## WHAT IS NEEDED
Print all of the data exactly as written.

## MATERIAL SHOWN

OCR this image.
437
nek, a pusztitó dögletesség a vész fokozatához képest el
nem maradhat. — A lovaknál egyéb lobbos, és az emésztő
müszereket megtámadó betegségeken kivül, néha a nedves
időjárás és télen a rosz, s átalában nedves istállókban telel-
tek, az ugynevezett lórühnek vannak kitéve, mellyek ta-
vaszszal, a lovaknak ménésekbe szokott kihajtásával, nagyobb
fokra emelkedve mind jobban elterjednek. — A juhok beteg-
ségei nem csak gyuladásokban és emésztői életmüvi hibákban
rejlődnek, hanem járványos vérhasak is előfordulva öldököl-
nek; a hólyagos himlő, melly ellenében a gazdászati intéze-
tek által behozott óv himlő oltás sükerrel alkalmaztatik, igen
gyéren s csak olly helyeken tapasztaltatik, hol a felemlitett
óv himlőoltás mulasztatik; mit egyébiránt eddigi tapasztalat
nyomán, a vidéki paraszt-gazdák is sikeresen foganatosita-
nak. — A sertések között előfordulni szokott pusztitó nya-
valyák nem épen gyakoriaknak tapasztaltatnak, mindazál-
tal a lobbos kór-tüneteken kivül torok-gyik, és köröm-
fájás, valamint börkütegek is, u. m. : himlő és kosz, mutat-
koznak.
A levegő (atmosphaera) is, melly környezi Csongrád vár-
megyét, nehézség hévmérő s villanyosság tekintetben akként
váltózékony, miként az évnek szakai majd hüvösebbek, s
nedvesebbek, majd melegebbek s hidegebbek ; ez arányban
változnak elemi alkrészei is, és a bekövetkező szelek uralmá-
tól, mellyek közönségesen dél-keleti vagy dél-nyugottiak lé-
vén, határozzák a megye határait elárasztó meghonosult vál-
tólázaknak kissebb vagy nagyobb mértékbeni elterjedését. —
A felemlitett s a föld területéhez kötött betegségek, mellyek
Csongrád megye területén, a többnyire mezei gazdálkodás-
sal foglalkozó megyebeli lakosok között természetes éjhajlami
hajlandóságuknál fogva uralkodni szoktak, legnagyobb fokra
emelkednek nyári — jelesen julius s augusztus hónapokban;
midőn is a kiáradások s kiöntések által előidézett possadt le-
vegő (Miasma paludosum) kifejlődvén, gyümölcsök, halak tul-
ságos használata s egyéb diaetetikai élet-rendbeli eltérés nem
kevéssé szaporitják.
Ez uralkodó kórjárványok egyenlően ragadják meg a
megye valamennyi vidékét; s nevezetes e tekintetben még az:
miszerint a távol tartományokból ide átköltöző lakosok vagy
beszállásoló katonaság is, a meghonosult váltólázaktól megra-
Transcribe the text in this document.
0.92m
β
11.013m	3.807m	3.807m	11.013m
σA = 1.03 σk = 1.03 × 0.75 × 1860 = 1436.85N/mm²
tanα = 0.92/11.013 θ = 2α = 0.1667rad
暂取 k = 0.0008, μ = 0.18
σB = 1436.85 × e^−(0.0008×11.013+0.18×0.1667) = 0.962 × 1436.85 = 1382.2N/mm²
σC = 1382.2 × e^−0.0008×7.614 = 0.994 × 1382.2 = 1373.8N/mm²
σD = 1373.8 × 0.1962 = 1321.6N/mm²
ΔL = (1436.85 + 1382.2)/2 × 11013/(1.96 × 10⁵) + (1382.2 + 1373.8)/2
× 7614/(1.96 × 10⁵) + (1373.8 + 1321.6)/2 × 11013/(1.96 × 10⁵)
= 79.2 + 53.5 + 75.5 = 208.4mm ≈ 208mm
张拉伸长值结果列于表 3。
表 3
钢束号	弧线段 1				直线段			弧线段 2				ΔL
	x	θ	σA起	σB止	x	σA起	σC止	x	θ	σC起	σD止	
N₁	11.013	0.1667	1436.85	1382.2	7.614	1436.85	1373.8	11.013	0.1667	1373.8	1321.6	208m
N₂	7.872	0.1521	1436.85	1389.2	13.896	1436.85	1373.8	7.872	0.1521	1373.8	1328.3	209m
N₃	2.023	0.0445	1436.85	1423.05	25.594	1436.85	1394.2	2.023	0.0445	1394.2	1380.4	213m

## FINAL ANSWER
OCR this image.
437
nek, a pusztitó dögletesség a vész fokozatához képest el
nem maradhat. — A lovaknál egyéb lobbos, és az emésztő
müszereket megtámadó betegségeken kivül, néha a nedves
időjárás és télen a rosz, s átalában nedves istállókban telel-
tek, az ugynevezett lórühnek vannak kitéve, mellyek ta-
vaszszal, a lovaknak ménésekbe szokott kihajtásával, nagyobb
fokra emelkedve mind jobban elterjednek. — A juhok beteg-
ségei nem csak gyuladásokban és emésztői életmüvi hibákban
rejlődnek, hanem járványos vérhasak is előfordulva öldököl-
nek; a hólyagos himlő, melly ellenében a gazdászati intéze-
tek által behozott óv himlő oltás sükerrel alkalmaztatik, igen
gyéren s csak olly helyeken tapasztaltatik, hol a felemlitett
óv himlőoltás mulasztatik; mit egyébiránt eddigi tapasztalat
nyomán, a vidéki paraszt-gazdák is sikeresen foganatosita-
nak. — A sertések között előfordulni szokott pusztitó nya-
valyák nem épen gyakoriaknak tapasztaltatnak, mindazál-
tal a lobbos kór-tüneteken kivül torok-gyik, és köröm-
fájás, valamint börkütegek is, u. m. : himlő és kosz, mutat-
koznak.
A levegő (atmosphaera) is, melly környezi Csongrád vár-
megyét, nehézség hévmérő s villanyosság tekintetben akként
váltózékony, miként az évnek szakai majd hüvösebbek, s
nedvesebbek, majd melegebbek s hidegebbek ; ez arányban
változnak elemi alkrészei is, és a bekövetkező szelek uralmá-
tól, mellyek közönségesen dél-keleti vagy dél-nyugottiak lé-
vén, határozzák a megye határait elárasztó meghonosult vál-
tólázaknak kissebb vagy nagyobb mértékbeni elterjedését. —
A felemlitett s a föld területéhez kötött betegségek, mellyek
Csongrád megye területén, a többnyire mezei gazdálkodás-
sal foglalkozó megyebeli lakosok között természetes éjhajlami
hajlandóságuknál fogva uralkodni szoktak, legnagyobb fokra
emelkednek nyári — jelesen julius s augusztus hónapokban;
midőn is a kiáradások s kiöntések által előidézett possadt le-
vegő (Miasma paludosum) kifejlődvén, gyümölcsök, halak tul-
ságos használata s egyéb diaetetikai élet-rendbeli eltérés nem
kevéssé szaporitják.
Ez uralkodó kórjárványok egyenlően ragadják meg a
megye valamennyi vidékét; s nevezetes e tekintetben még az:
miszerint a távol tartományokból ide átköltöző lakosok vagy
beszállásoló katonaság is, a meghonosult váltólázaktól megra-
Transcribe the text in this document.
0.92m
β
11.013m	3.807m	3.807m	11.013m
σA = 1.03 σk = 1.03 × 0.75 × 1860 = 1436.85N/mm²
tanα = 0.92/11.013 θ = 2α = 0.1667rad
暂取 k = 0.0008, μ = 0.18
σB = 1436.85 × e^−(0.0008×11.013+0.18×0.1667) = 0.962 × 1436.85 = 1382.2N/mm²
σC = 1382.2 × e^−0.0008×7.614 = 0.994 × 1382.2 = 1373.8N/mm²
σD = 1373.8 × 0.1962 = 1321.6N/mm²
ΔL = (1436.85 + 1382.2)/2 × 11013/(1.96 × 10⁵) + (1382.2 + 1373.8)/2
× 7614/(1.96 × 10⁵) + (1373.8 + 1321.6)/2 × 11013/(1.96 × 10⁵)
= 79.2 + 53.5 + 75.5 = 208.4mm ≈ 208mm
张拉伸长值结果列于表 3。
表 3
钢束号	弧线段 1				直线段			弧线段 2				ΔL
	x	θ	σA起	σB止	x	σA起	σC止	x	θ	σC起	σD止	
N₁	11.013	0.1667	1436.85	1382.2	7.614	1436.85	1373.8	11.013	0.1667	1373.8	1321.6	208m
N₂	7.872	0.1521	1436.85	1389.2	13.896	1436.85	1373.8	7.872	0.1521	1373.8	1328.3	209m
N₃	2.023	0.0445	1436.85	1423.05	25.594	1436.85	1394.2	2.023	0.0445	1394.2	1380.4	213m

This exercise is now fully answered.